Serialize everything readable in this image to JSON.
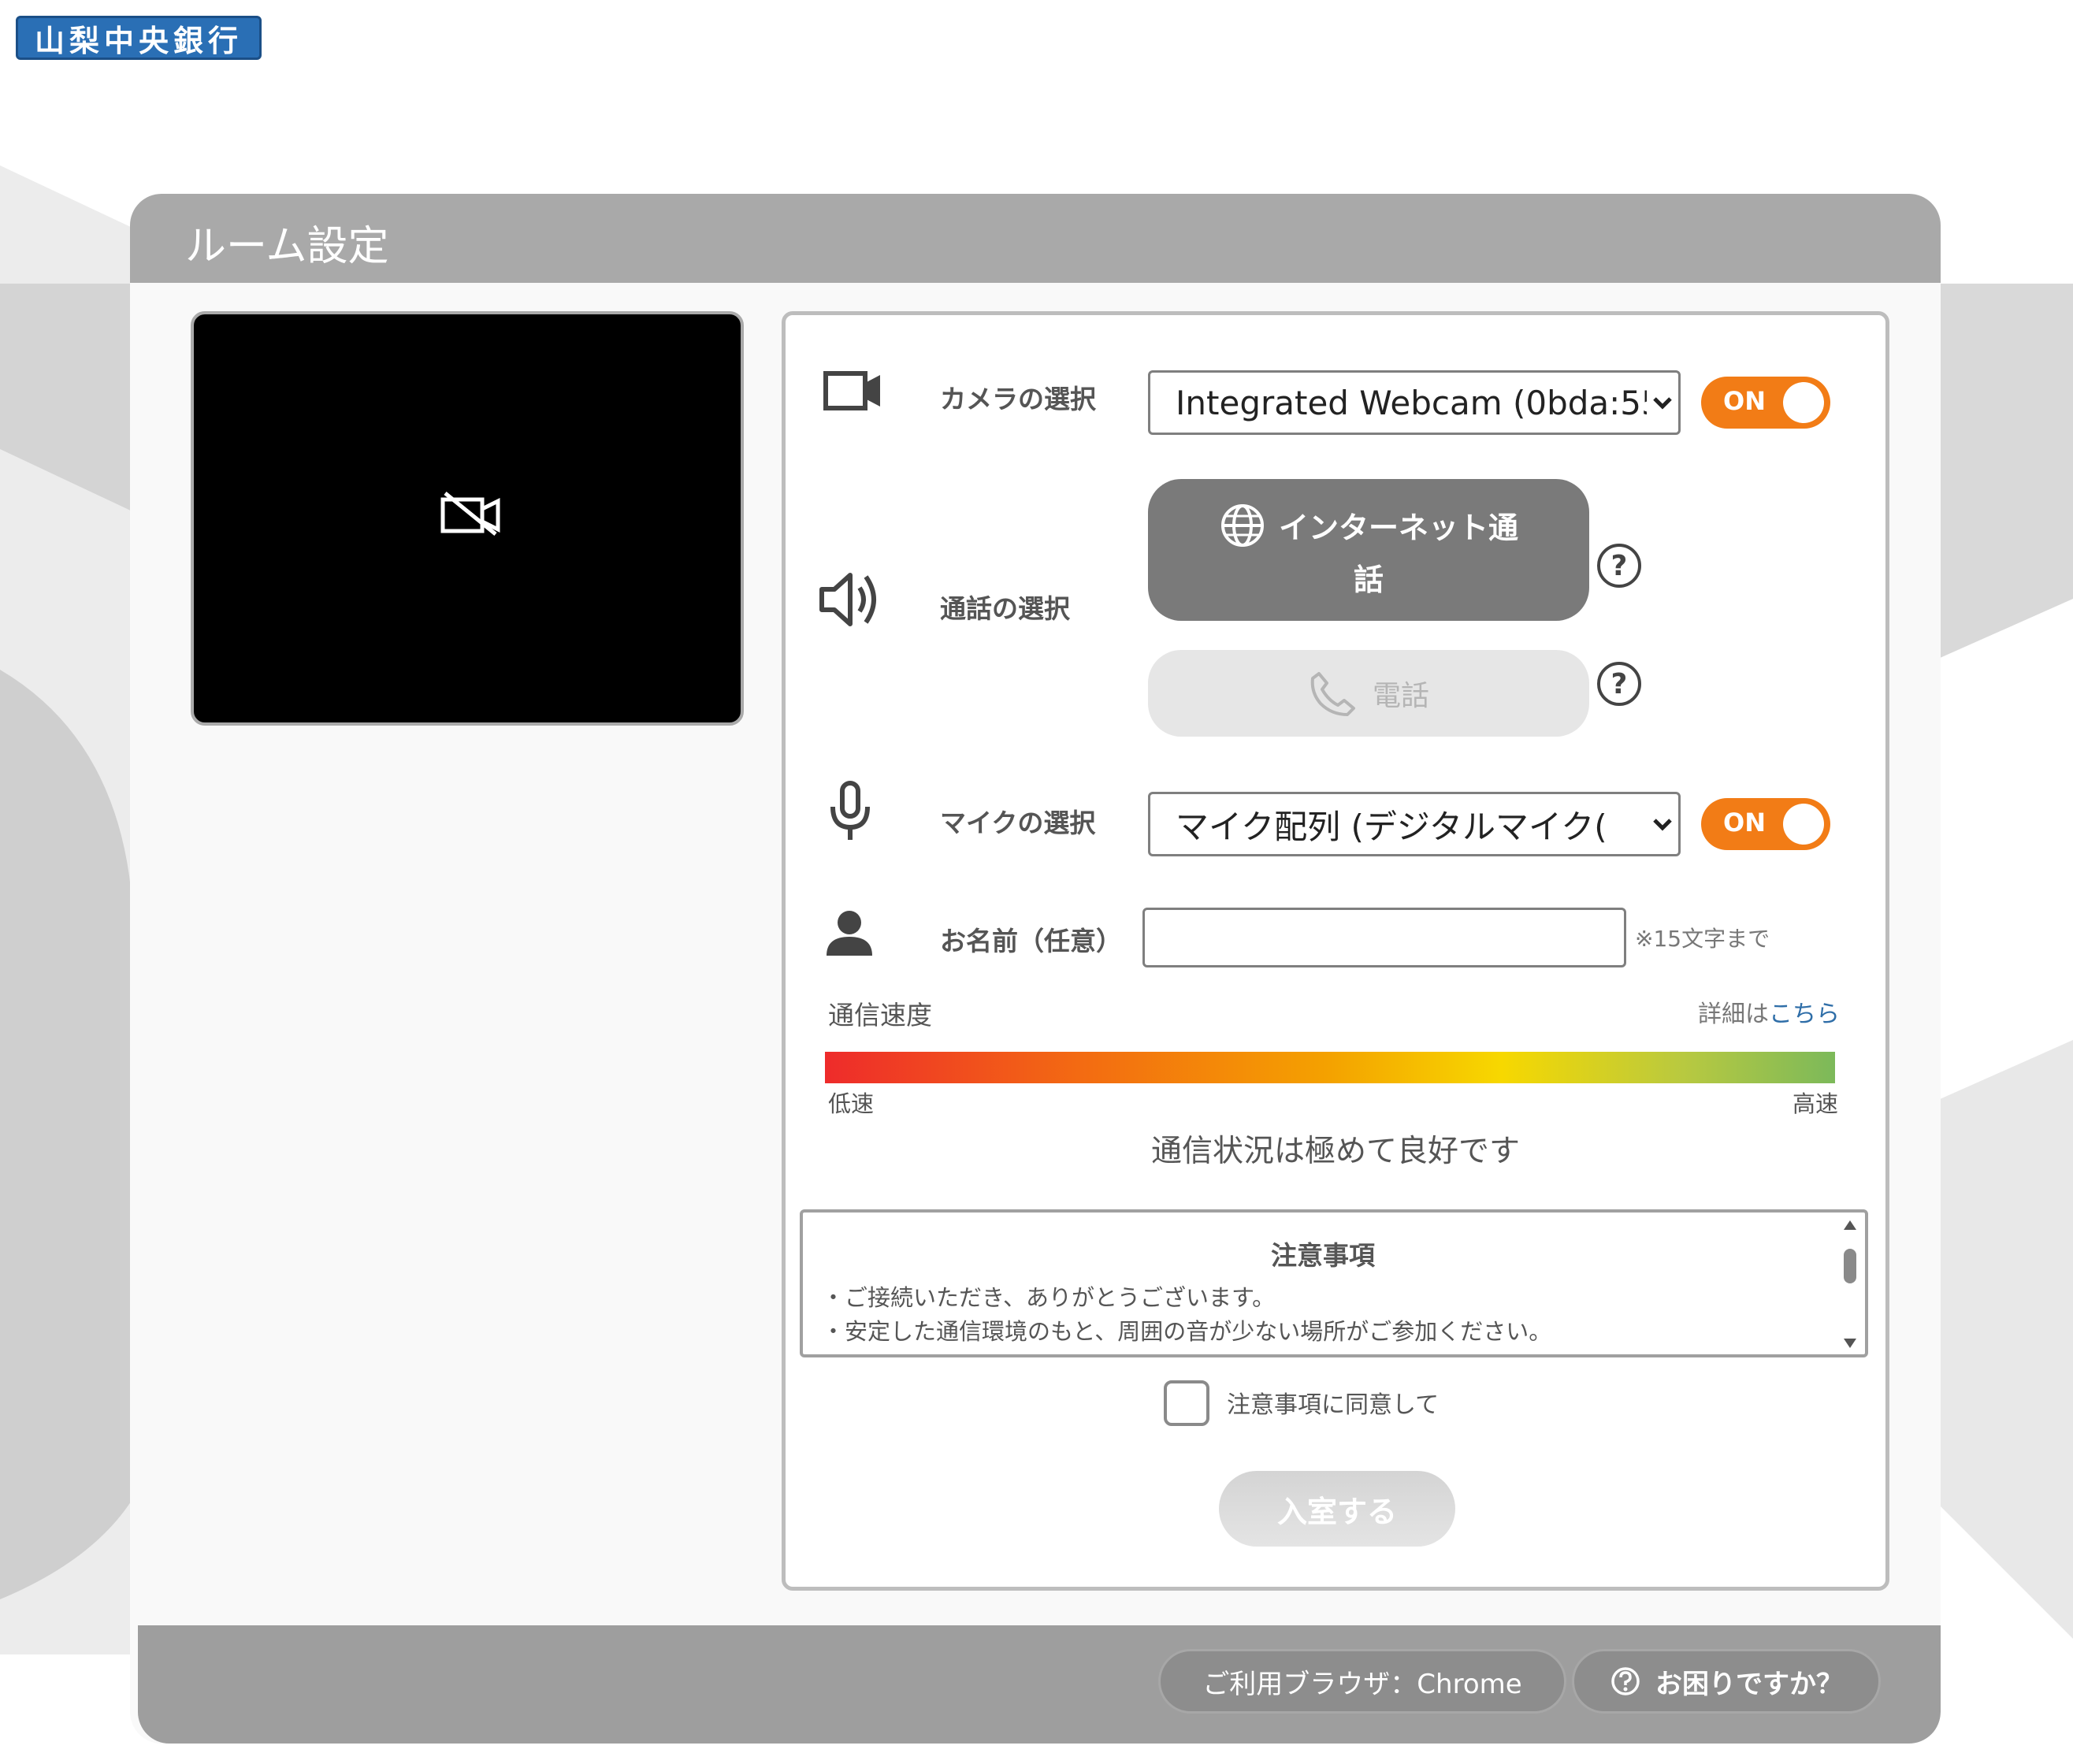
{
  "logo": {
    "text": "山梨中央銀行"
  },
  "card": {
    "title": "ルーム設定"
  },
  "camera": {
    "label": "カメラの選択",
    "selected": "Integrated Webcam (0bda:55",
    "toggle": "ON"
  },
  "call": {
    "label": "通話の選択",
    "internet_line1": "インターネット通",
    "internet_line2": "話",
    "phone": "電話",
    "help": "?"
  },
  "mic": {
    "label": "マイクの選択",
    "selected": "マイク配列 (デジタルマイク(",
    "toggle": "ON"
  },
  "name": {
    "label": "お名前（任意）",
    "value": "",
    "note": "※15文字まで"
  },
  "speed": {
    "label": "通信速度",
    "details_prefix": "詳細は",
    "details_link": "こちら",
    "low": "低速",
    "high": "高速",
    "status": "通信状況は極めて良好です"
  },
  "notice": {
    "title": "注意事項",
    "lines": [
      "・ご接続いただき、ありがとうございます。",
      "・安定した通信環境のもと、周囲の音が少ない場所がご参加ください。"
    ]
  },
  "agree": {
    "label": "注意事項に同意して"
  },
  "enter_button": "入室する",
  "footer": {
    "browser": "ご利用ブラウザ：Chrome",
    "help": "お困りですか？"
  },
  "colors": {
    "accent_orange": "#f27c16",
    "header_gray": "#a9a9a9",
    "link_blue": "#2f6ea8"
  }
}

┄┄┄┄┄┄┄┄┄┄┄┄┄┄┄┄┄┄┄┄

• REQUEST: Skipping the pictures, transcribe each line above exactly as it appears.

• ANSWER TO THIS PROBLEM:
Serialize everything readable in this image to JSON.
{
  "logo": {
    "text": "山梨中央銀行"
  },
  "card": {
    "title": "ルーム設定"
  },
  "camera": {
    "label": "カメラの選択",
    "selected": "Integrated Webcam (0bda:55",
    "toggle": "ON"
  },
  "call": {
    "label": "通話の選択",
    "internet_line1": "インターネット通",
    "internet_line2": "話",
    "phone": "電話",
    "help": "?"
  },
  "mic": {
    "label": "マイクの選択",
    "selected": "マイク配列 (デジタルマイク(",
    "toggle": "ON"
  },
  "name": {
    "label": "お名前（任意）",
    "value": "",
    "note": "※15文字まで"
  },
  "speed": {
    "label": "通信速度",
    "details_prefix": "詳細は",
    "details_link": "こちら",
    "low": "低速",
    "high": "高速",
    "status": "通信状況は極めて良好です"
  },
  "notice": {
    "title": "注意事項",
    "lines": [
      "・ご接続いただき、ありがとうございます。",
      "・安定した通信環境のもと、周囲の音が少ない場所がご参加ください。"
    ]
  },
  "agree": {
    "label": "注意事項に同意して"
  },
  "enter_button": "入室する",
  "footer": {
    "browser": "ご利用ブラウザ：Chrome",
    "help": "お困りですか？"
  },
  "colors": {
    "accent_orange": "#f27c16",
    "header_gray": "#a9a9a9",
    "link_blue": "#2f6ea8"
  }
}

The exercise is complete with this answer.